Material for this task start
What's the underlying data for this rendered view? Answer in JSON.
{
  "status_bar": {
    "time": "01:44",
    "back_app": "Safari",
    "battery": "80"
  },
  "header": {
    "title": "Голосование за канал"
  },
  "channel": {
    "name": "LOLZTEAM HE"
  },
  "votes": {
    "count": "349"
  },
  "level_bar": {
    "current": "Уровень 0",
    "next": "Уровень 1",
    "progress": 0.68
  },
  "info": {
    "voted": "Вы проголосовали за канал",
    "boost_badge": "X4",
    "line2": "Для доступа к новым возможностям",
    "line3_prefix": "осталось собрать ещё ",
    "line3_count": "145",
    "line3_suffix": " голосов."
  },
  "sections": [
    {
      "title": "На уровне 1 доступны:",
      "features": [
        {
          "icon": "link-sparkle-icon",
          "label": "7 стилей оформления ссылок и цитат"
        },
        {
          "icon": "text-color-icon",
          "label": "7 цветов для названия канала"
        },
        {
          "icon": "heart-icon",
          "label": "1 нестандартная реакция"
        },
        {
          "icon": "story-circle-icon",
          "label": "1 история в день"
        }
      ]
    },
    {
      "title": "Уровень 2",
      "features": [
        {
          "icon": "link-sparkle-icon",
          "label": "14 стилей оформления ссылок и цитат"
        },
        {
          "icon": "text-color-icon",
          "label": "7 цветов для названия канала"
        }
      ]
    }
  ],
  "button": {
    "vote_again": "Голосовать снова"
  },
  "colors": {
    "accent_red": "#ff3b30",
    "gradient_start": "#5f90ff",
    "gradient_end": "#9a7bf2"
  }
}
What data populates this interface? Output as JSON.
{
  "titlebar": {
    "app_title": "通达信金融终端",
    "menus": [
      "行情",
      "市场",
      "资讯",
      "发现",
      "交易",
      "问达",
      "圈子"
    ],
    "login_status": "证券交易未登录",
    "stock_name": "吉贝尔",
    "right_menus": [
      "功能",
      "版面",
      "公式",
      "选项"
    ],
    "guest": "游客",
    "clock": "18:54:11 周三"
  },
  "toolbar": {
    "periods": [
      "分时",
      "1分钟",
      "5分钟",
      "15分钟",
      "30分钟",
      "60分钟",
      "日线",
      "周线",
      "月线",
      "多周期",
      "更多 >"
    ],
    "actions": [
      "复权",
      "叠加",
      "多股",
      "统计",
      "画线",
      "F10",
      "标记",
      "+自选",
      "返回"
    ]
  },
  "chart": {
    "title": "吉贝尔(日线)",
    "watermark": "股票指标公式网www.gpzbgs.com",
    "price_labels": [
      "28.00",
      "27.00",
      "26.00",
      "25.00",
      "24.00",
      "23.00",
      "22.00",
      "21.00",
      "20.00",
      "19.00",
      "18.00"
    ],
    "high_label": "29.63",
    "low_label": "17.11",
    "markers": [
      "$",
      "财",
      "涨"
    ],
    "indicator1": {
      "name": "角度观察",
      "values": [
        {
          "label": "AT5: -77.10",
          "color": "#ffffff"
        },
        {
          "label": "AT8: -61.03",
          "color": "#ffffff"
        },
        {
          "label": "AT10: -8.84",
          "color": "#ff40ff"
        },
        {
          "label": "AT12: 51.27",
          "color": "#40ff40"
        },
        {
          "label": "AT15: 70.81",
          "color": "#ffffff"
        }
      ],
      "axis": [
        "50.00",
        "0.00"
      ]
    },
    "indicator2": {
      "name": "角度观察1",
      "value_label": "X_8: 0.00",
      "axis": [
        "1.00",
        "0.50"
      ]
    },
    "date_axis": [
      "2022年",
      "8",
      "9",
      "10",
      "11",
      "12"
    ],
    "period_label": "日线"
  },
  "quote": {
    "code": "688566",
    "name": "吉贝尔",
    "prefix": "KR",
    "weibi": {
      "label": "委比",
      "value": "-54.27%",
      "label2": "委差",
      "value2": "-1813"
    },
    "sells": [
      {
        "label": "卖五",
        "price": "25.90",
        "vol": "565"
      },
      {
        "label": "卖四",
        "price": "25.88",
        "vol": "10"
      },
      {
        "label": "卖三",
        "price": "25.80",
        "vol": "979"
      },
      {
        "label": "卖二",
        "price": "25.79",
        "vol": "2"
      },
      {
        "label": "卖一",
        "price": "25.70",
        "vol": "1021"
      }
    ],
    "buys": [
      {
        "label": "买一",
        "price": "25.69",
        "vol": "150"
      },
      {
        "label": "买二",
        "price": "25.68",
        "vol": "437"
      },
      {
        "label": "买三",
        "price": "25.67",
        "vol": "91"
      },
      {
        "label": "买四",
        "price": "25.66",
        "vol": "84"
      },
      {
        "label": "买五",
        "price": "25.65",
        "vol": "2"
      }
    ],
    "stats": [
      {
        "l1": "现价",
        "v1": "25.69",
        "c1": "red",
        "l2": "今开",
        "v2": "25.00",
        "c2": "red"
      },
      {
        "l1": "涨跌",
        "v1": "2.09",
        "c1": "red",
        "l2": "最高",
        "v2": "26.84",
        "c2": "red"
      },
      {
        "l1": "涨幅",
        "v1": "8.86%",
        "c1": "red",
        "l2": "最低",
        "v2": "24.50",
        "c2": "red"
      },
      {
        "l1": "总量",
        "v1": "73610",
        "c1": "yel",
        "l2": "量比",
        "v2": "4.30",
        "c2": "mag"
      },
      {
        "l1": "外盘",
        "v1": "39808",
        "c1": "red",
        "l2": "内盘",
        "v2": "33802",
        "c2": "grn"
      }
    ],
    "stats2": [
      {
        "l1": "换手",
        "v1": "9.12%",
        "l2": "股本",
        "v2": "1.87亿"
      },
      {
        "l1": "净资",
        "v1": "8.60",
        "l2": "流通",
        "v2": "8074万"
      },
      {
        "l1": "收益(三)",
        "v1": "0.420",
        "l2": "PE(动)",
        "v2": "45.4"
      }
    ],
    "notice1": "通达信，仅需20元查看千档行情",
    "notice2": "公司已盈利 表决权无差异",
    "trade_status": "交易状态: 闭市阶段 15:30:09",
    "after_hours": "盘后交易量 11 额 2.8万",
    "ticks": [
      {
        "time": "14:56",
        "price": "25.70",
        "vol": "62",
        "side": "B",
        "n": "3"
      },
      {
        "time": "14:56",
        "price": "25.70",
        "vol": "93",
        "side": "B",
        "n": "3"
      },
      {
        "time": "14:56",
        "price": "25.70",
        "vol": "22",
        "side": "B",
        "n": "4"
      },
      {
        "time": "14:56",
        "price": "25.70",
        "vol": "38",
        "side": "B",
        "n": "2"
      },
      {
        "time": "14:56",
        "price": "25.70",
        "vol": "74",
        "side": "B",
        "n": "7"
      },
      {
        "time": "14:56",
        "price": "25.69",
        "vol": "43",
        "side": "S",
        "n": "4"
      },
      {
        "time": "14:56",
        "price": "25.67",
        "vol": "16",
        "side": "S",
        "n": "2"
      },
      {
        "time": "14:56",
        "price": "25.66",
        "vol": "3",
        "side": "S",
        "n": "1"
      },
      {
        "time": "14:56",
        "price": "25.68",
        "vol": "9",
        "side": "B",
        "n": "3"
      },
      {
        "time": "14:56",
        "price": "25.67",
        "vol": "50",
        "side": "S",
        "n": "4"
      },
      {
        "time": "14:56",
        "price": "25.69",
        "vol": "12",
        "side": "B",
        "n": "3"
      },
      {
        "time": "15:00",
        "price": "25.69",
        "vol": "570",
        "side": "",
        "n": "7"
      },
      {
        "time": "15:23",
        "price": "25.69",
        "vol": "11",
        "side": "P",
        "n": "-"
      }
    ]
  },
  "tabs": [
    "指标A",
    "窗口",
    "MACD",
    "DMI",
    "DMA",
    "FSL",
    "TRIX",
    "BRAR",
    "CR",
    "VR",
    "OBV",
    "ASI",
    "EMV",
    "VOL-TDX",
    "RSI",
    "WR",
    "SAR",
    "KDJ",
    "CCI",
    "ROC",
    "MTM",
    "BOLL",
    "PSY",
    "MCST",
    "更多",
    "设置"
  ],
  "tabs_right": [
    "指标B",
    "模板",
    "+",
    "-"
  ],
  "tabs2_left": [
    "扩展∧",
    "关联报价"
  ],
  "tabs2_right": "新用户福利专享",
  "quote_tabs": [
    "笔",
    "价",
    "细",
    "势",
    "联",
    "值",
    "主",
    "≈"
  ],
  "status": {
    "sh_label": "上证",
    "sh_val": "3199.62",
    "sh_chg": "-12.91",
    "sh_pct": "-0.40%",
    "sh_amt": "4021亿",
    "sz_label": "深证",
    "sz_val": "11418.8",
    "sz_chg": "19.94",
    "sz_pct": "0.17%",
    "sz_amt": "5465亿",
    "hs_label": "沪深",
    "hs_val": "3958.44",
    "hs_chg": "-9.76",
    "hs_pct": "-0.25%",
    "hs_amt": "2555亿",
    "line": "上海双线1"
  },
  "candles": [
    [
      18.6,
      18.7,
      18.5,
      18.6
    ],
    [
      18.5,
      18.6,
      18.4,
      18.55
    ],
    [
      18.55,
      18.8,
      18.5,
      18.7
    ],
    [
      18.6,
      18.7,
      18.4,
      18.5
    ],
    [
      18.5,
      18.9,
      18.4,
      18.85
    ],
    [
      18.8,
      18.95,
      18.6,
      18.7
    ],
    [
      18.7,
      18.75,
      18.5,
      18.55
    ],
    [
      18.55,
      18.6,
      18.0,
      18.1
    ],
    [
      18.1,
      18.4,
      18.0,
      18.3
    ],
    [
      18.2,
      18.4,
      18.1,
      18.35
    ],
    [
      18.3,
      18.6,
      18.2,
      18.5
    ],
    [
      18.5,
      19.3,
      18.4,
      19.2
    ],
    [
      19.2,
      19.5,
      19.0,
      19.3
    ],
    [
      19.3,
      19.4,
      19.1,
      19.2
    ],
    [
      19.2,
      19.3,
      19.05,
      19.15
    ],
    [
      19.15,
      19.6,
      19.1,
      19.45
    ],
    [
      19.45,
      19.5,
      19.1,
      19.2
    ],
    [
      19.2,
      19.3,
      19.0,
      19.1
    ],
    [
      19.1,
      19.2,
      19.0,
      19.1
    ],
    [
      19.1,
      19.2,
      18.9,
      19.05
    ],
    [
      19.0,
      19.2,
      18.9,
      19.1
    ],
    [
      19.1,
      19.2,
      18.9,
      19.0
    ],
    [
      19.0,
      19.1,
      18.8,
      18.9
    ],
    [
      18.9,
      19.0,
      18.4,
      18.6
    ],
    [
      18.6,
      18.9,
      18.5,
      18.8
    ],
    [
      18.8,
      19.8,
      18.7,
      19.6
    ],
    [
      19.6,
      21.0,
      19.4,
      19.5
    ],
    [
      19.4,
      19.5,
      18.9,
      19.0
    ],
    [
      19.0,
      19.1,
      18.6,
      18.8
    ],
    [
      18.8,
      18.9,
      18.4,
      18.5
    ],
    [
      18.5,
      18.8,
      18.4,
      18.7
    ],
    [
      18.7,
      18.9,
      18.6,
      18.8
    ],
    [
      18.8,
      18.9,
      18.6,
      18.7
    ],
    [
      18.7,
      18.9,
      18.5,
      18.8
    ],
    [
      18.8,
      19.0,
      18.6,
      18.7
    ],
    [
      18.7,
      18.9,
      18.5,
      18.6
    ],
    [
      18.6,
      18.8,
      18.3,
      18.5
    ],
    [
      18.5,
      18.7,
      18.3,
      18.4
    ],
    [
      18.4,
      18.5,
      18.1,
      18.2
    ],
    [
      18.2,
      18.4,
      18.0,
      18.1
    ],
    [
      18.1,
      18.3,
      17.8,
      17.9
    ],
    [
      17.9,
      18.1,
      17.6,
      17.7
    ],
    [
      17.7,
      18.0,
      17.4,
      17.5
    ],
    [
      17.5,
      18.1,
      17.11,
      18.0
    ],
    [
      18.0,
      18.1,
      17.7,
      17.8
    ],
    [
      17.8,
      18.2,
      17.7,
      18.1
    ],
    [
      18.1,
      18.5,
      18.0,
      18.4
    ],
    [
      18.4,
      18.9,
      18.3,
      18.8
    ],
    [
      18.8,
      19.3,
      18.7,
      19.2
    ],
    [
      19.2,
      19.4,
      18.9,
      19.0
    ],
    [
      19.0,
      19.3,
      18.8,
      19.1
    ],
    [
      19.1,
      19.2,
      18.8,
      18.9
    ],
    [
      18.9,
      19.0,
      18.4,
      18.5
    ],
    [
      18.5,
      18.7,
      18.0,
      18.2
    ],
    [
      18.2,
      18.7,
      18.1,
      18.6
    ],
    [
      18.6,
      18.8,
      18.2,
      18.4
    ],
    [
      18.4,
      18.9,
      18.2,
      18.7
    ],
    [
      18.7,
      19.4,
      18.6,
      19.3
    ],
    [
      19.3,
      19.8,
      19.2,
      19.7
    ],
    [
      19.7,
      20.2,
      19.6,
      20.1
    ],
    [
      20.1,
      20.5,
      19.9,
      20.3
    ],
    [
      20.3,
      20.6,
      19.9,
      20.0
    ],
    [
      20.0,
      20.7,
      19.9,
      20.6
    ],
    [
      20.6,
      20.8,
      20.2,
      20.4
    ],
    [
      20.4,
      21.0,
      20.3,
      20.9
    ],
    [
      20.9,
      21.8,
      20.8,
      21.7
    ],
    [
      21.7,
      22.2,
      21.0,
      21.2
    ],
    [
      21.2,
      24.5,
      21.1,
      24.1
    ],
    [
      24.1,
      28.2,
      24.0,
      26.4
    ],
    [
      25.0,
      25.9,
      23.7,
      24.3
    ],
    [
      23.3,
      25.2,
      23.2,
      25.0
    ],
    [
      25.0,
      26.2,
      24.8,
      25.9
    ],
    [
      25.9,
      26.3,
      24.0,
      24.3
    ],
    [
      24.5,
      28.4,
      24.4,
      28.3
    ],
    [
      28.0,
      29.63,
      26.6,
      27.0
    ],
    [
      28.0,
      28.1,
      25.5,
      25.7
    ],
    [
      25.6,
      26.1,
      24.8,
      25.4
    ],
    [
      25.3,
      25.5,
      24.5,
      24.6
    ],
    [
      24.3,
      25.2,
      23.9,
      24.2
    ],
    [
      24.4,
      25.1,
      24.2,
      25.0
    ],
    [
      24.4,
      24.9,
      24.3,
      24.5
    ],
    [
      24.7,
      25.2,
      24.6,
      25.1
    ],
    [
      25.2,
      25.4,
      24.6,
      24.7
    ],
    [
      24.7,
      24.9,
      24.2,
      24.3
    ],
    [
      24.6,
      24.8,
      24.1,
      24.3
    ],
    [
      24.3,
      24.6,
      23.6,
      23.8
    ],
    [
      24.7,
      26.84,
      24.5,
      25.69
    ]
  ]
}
Material for this task end
— Stated problem —
Collect every line with the string "оформления" from the records, and copy each.

— The response —
          "label": "7 стилей оформления ссылок и цитат"
          "label": "14 стилей оформления ссылок и цитат"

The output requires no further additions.